→ **Your instructions**: Copy down all of the data underneath, exactly as shown.

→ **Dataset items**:

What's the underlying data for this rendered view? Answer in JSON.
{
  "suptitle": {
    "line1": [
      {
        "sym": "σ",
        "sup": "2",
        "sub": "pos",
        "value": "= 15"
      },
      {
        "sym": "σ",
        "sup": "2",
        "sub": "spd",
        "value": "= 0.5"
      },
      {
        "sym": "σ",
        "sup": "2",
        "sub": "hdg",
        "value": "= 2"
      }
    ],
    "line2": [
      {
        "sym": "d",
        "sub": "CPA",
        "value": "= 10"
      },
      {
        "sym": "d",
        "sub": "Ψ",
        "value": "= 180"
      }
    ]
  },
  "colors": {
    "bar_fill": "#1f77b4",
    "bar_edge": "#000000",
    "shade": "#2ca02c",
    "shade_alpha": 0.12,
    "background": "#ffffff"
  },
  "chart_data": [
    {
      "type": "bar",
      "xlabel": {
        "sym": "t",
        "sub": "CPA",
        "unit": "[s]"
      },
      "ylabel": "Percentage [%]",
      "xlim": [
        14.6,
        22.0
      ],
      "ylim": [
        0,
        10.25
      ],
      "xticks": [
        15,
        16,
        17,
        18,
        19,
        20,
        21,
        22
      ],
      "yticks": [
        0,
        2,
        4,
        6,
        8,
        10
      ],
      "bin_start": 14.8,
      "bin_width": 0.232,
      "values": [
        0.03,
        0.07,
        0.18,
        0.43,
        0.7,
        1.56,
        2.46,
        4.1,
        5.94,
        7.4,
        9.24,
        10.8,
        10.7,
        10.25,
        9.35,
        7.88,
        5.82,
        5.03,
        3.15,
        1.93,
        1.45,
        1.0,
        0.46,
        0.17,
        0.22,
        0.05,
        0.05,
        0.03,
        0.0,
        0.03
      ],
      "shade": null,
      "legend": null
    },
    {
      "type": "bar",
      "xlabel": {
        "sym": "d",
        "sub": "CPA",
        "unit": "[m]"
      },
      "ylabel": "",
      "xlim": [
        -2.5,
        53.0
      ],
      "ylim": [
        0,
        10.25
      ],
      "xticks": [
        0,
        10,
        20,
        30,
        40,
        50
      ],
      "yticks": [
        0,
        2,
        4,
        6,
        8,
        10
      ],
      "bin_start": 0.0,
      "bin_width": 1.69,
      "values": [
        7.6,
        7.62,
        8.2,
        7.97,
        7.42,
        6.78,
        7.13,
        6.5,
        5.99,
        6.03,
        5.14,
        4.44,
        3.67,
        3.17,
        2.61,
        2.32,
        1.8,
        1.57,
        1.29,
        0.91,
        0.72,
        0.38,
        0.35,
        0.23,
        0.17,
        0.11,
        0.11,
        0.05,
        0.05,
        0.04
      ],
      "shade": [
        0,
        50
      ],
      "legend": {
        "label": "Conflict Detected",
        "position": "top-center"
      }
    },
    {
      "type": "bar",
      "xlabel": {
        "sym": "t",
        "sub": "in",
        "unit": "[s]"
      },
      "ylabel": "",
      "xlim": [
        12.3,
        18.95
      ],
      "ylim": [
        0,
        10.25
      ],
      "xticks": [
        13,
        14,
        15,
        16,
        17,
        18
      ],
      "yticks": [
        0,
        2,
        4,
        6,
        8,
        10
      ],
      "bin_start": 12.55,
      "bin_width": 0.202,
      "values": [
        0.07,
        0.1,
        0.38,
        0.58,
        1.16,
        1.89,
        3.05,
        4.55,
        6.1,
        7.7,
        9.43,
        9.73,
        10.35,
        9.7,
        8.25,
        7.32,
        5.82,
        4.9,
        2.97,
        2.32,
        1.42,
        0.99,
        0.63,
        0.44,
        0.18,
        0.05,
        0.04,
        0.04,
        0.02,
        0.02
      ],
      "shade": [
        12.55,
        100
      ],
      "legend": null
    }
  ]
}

→ **Reply**:
What's the underlying data for this rendered view? Answer in JSON.
{
  "suptitle": {
    "line1": [
      {
        "sym": "σ",
        "sup": "2",
        "sub": "pos",
        "value": "= 15"
      },
      {
        "sym": "σ",
        "sup": "2",
        "sub": "spd",
        "value": "= 0.5"
      },
      {
        "sym": "σ",
        "sup": "2",
        "sub": "hdg",
        "value": "= 2"
      }
    ],
    "line2": [
      {
        "sym": "d",
        "sub": "CPA",
        "value": "= 10"
      },
      {
        "sym": "d",
        "sub": "Ψ",
        "value": "= 180"
      }
    ]
  },
  "colors": {
    "bar_fill": "#1f77b4",
    "bar_edge": "#000000",
    "shade": "#2ca02c",
    "shade_alpha": 0.12,
    "background": "#ffffff"
  },
  "chart_data": [
    {
      "type": "bar",
      "xlabel": {
        "sym": "t",
        "sub": "CPA",
        "unit": "[s]"
      },
      "ylabel": "Percentage [%]",
      "xlim": [
        14.6,
        22.0
      ],
      "ylim": [
        0,
        10.25
      ],
      "xticks": [
        15,
        16,
        17,
        18,
        19,
        20,
        21,
        22
      ],
      "yticks": [
        0,
        2,
        4,
        6,
        8,
        10
      ],
      "bin_start": 14.8,
      "bin_width": 0.232,
      "values": [
        0.03,
        0.07,
        0.18,
        0.43,
        0.7,
        1.56,
        2.46,
        4.1,
        5.94,
        7.4,
        9.24,
        10.8,
        10.7,
        10.25,
        9.35,
        7.88,
        5.82,
        5.03,
        3.15,
        1.93,
        1.45,
        1.0,
        0.46,
        0.17,
        0.22,
        0.05,
        0.05,
        0.03,
        0.0,
        0.03
      ],
      "shade": null,
      "legend": null
    },
    {
      "type": "bar",
      "xlabel": {
        "sym": "d",
        "sub": "CPA",
        "unit": "[m]"
      },
      "ylabel": "",
      "xlim": [
        -2.5,
        53.0
      ],
      "ylim": [
        0,
        10.25
      ],
      "xticks": [
        0,
        10,
        20,
        30,
        40,
        50
      ],
      "yticks": [
        0,
        2,
        4,
        6,
        8,
        10
      ],
      "bin_start": 0.0,
      "bin_width": 1.69,
      "values": [
        7.6,
        7.62,
        8.2,
        7.97,
        7.42,
        6.78,
        7.13,
        6.5,
        5.99,
        6.03,
        5.14,
        4.44,
        3.67,
        3.17,
        2.61,
        2.32,
        1.8,
        1.57,
        1.29,
        0.91,
        0.72,
        0.38,
        0.35,
        0.23,
        0.17,
        0.11,
        0.11,
        0.05,
        0.05,
        0.04
      ],
      "shade": [
        0,
        50
      ],
      "legend": {
        "label": "Conflict Detected",
        "position": "top-center"
      }
    },
    {
      "type": "bar",
      "xlabel": {
        "sym": "t",
        "sub": "in",
        "unit": "[s]"
      },
      "ylabel": "",
      "xlim": [
        12.3,
        18.95
      ],
      "ylim": [
        0,
        10.25
      ],
      "xticks": [
        13,
        14,
        15,
        16,
        17,
        18
      ],
      "yticks": [
        0,
        2,
        4,
        6,
        8,
        10
      ],
      "bin_start": 12.55,
      "bin_width": 0.202,
      "values": [
        0.07,
        0.1,
        0.38,
        0.58,
        1.16,
        1.89,
        3.05,
        4.55,
        6.1,
        7.7,
        9.43,
        9.73,
        10.35,
        9.7,
        8.25,
        7.32,
        5.82,
        4.9,
        2.97,
        2.32,
        1.42,
        0.99,
        0.63,
        0.44,
        0.18,
        0.05,
        0.04,
        0.04,
        0.02,
        0.02
      ],
      "shade": [
        12.55,
        100
      ],
      "legend": null
    }
  ]
}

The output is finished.